Stored data entries:

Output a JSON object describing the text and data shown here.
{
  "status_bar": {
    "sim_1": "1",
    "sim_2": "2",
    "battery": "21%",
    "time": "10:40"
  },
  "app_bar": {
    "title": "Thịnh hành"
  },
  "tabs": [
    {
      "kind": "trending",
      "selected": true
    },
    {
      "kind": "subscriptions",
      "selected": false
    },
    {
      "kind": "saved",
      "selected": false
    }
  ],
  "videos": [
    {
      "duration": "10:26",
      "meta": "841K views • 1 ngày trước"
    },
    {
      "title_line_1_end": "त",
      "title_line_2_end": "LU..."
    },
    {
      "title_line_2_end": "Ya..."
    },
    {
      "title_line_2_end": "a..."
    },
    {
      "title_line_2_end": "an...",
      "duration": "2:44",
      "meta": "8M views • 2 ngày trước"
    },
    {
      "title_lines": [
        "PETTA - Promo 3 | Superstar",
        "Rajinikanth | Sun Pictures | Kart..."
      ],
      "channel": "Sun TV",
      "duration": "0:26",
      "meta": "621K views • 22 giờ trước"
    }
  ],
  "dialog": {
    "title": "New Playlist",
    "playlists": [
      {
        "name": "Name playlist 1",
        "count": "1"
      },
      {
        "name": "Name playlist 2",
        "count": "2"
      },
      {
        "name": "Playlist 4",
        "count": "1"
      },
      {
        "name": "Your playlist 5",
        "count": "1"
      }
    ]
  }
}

#### STATED TASK:
Above are several records. Count the lines among them that contain "duration" and give only the total.

#### SOLUTION FOR THIS TASK:
3